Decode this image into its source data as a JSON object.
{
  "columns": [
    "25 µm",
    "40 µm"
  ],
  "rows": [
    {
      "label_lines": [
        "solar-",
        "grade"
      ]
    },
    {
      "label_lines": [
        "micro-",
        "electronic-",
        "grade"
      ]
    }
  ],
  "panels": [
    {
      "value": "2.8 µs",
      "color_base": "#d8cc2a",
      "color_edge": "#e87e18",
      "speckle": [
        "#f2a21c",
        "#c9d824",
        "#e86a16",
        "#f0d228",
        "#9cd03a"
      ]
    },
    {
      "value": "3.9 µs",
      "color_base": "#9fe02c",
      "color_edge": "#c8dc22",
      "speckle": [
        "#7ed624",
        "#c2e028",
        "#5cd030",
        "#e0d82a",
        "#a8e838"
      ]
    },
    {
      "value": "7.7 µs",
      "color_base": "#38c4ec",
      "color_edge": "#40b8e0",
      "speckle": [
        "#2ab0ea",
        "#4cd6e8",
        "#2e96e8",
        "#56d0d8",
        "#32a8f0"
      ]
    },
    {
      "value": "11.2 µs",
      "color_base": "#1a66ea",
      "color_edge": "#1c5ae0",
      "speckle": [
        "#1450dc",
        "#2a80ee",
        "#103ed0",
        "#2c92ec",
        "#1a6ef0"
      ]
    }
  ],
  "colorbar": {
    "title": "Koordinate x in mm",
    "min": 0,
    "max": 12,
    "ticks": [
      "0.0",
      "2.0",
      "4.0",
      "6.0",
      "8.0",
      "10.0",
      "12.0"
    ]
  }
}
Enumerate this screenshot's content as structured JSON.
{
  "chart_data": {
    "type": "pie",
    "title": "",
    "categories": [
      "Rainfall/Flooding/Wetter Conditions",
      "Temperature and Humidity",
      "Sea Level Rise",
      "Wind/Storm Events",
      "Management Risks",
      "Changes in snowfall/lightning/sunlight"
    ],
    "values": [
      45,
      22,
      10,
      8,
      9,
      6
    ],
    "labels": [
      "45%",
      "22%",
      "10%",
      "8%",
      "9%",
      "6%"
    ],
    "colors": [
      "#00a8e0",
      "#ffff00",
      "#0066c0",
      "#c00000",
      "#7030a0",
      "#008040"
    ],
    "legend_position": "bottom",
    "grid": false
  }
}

> _Task objective_: Pull out each record as written and restate it exactly.

> _Result of the exercise_:
Decode this image into its source data as a JSON object.
{
  "columns": [
    "25 µm",
    "40 µm"
  ],
  "rows": [
    {
      "label_lines": [
        "solar-",
        "grade"
      ]
    },
    {
      "label_lines": [
        "micro-",
        "electronic-",
        "grade"
      ]
    }
  ],
  "panels": [
    {
      "value": "2.8 µs",
      "color_base": "#d8cc2a",
      "color_edge": "#e87e18",
      "speckle": [
        "#f2a21c",
        "#c9d824",
        "#e86a16",
        "#f0d228",
        "#9cd03a"
      ]
    },
    {
      "value": "3.9 µs",
      "color_base": "#9fe02c",
      "color_edge": "#c8dc22",
      "speckle": [
        "#7ed624",
        "#c2e028",
        "#5cd030",
        "#e0d82a",
        "#a8e838"
      ]
    },
    {
      "value": "7.7 µs",
      "color_base": "#38c4ec",
      "color_edge": "#40b8e0",
      "speckle": [
        "#2ab0ea",
        "#4cd6e8",
        "#2e96e8",
        "#56d0d8",
        "#32a8f0"
      ]
    },
    {
      "value": "11.2 µs",
      "color_base": "#1a66ea",
      "color_edge": "#1c5ae0",
      "speckle": [
        "#1450dc",
        "#2a80ee",
        "#103ed0",
        "#2c92ec",
        "#1a6ef0"
      ]
    }
  ],
  "colorbar": {
    "title": "Koordinate x in mm",
    "min": 0,
    "max": 12,
    "ticks": [
      "0.0",
      "2.0",
      "4.0",
      "6.0",
      "8.0",
      "10.0",
      "12.0"
    ]
  }
}
Enumerate this screenshot's content as structured JSON.
{
  "chart_data": {
    "type": "pie",
    "title": "",
    "categories": [
      "Rainfall/Flooding/Wetter Conditions",
      "Temperature and Humidity",
      "Sea Level Rise",
      "Wind/Storm Events",
      "Management Risks",
      "Changes in snowfall/lightning/sunlight"
    ],
    "values": [
      45,
      22,
      10,
      8,
      9,
      6
    ],
    "labels": [
      "45%",
      "22%",
      "10%",
      "8%",
      "9%",
      "6%"
    ],
    "colors": [
      "#00a8e0",
      "#ffff00",
      "#0066c0",
      "#c00000",
      "#7030a0",
      "#008040"
    ],
    "legend_position": "bottom",
    "grid": false
  }
}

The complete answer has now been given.